Selection Bias in Health Research. When researchers are required to obtain consent or authorization to access each individual’s medical record for a research study, it is likely that individuals’ willingness to grant access will not be (more...)

In addition, an educated public could also decrease the potential for biased research samples. A universal requirement for consent or authorization in medical records research leads to incomplete datasets, and thus to biased results and inaccurate conclusions. Some large medical institutions with a strong research history and reputation (e.g., Mayo Clinic) can obtain authorization and consent rates as high as 80 percent, but the 20 percent who refuse have distinct demographic and health characteristics. In fact, even a refusal rate of less than 5 percent can create selection bias in the data ( Jacobsen et al., 1999 ; see Chapter 5 for more detail). Conveying to the public the importance of health care improvements derived from medical records research and stressing the negative impact of incomplete datasets on research findings may increase the public’s participation in research and their willingness to support information-based research that is conducted with IRB or Privacy Board oversight, under a waiver of patient consent or authorization.

Numerous examples of important research findings from medical records research would not have been possible if direct patient consent and authorization were always required ( Box 3-1 ). For example, analysis of medical records showed that infants exposed to diethylstilbesterol (DES) during the first trimester of pregnancy had an increased risk of breast, vaginal, and cervical cancer as well as reproductive anomalies as adults. Similarly, studies of medical records led to the discovery that folic acid supplementation during pregnancy can prevent neural tube defects.

Thus, HHS and the health research community should work to edu cate the public about how research is done and the value it provides. All stakeholders, including professional organizations, nonprofit funders, and patient organizations, have different interests and responsibilities to make sure that their constituencies are well informed. For example, the American Society of Clinical Oncology and the American Heart Association already have some online resources to help patients gather information about research that may be relevant to their conditions. But coordination and identification of best practices by HHS would be helpful, and research is needed to identify which segments of the population would be receptive to and benefit from various types of information about how research is done and its value in order to create and implement an effective plan.

LISTED ENTRIES.
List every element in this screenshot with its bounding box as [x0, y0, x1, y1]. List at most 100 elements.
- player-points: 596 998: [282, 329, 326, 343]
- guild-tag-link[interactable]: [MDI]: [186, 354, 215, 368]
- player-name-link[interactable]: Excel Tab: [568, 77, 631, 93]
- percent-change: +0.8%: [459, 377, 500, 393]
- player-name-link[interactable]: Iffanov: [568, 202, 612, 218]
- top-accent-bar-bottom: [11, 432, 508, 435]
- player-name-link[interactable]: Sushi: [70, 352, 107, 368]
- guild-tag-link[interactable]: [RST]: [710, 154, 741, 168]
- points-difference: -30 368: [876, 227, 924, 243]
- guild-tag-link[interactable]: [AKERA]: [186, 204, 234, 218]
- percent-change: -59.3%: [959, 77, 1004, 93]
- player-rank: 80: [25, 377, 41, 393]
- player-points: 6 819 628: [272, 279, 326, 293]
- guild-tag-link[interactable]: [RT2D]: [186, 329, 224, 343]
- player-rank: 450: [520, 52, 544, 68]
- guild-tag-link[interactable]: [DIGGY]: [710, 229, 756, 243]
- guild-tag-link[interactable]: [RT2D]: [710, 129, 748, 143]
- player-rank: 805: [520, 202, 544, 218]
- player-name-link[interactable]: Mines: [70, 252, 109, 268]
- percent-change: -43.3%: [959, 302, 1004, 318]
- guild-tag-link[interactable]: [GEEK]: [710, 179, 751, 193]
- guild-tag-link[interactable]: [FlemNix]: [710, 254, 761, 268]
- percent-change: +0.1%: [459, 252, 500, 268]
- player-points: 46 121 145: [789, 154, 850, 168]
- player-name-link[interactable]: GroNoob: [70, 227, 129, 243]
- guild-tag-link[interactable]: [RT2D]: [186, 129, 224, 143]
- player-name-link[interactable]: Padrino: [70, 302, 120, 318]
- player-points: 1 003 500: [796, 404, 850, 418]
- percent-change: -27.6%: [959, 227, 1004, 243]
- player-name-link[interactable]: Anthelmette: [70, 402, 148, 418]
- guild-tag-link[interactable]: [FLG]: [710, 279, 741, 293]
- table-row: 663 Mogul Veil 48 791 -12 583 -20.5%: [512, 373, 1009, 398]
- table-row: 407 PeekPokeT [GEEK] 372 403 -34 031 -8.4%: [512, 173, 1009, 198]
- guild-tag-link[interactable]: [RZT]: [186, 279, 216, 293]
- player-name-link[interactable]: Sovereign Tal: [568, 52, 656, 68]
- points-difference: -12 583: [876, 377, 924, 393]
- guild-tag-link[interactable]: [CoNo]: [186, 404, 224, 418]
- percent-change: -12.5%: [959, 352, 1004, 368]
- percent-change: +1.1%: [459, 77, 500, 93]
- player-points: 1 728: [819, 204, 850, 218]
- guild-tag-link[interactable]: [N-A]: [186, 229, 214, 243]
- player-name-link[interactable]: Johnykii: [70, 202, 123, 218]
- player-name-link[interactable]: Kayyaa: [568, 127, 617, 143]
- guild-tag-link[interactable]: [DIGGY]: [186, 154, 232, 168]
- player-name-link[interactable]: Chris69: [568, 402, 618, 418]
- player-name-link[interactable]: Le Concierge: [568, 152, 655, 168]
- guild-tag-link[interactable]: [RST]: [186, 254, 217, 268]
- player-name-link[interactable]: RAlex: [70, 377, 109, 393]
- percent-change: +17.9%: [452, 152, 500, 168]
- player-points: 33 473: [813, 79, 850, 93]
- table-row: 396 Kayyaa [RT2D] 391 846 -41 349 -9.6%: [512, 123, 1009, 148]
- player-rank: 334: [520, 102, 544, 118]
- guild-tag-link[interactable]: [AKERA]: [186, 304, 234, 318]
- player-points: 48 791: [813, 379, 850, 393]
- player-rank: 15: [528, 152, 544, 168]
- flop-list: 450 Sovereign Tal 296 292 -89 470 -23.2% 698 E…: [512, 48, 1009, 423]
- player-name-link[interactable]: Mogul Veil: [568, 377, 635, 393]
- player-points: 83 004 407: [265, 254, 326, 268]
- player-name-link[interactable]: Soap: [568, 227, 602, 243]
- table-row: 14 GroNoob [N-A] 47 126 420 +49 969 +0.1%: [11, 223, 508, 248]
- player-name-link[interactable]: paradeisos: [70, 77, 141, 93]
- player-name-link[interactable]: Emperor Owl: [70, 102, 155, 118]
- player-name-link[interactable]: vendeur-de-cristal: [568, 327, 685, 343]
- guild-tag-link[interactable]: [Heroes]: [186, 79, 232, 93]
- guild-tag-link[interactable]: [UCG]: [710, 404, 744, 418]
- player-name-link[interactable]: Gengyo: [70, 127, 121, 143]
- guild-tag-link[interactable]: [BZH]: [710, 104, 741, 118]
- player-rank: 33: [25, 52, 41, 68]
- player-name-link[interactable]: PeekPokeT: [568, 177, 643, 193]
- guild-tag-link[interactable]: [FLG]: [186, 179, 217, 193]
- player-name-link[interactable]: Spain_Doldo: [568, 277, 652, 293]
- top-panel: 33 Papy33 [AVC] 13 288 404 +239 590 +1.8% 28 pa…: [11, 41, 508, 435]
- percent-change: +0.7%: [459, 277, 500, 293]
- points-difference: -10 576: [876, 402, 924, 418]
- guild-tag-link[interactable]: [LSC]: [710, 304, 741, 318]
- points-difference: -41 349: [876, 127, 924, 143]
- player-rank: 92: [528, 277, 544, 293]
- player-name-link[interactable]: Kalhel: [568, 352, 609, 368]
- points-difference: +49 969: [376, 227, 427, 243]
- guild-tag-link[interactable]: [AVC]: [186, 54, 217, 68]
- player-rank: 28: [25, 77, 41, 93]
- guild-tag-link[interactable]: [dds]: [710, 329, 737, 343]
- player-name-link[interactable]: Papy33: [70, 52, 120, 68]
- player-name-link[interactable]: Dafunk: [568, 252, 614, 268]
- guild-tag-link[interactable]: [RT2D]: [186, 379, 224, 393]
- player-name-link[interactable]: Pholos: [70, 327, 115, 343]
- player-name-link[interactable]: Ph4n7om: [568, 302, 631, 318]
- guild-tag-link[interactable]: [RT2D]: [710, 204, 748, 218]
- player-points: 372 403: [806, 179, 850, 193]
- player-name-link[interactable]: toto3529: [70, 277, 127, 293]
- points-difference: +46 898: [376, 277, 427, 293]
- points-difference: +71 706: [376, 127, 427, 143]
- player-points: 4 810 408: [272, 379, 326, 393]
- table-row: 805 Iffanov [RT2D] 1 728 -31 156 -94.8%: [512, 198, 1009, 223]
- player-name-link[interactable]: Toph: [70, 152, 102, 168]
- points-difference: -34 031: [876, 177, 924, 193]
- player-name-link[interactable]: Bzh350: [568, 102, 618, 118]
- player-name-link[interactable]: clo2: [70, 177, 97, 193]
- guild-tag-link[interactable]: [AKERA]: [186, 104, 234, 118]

EXERCISES TO COMPLETE.
- a) From the passage about medical records research, output the portion starting with "Numerous examples of" and going on through "neural tube defects.", word for word.
- b) List every adverse outcome that, according to the passage about medical records research, infants exposed to diethylstilbesterol (DES) during the first trimester of pregnancy were at increased risk of as adults.
Draw only on the passage about medical records research.

RESPONSE LIST.
- a)
Numerous examples of important research findings from medical records research would not have been possible if direct patient consent and authorization were always required ( Box 3-1 ). For example, analysis of medical records showed that infants exposed to diethylstilbesterol (DES) during the first trimester of pregnancy had an increased risk of breast, vaginal, and cervical cancer as well as reproductive anomalies as adults. Similarly, studies of medical records led to the discovery that folic acid supplementation during pregnancy can prevent neural tube defects.

- b)
- Breast cancer
- Vaginal cancer
- Cervical cancer
- Reproductive anomalies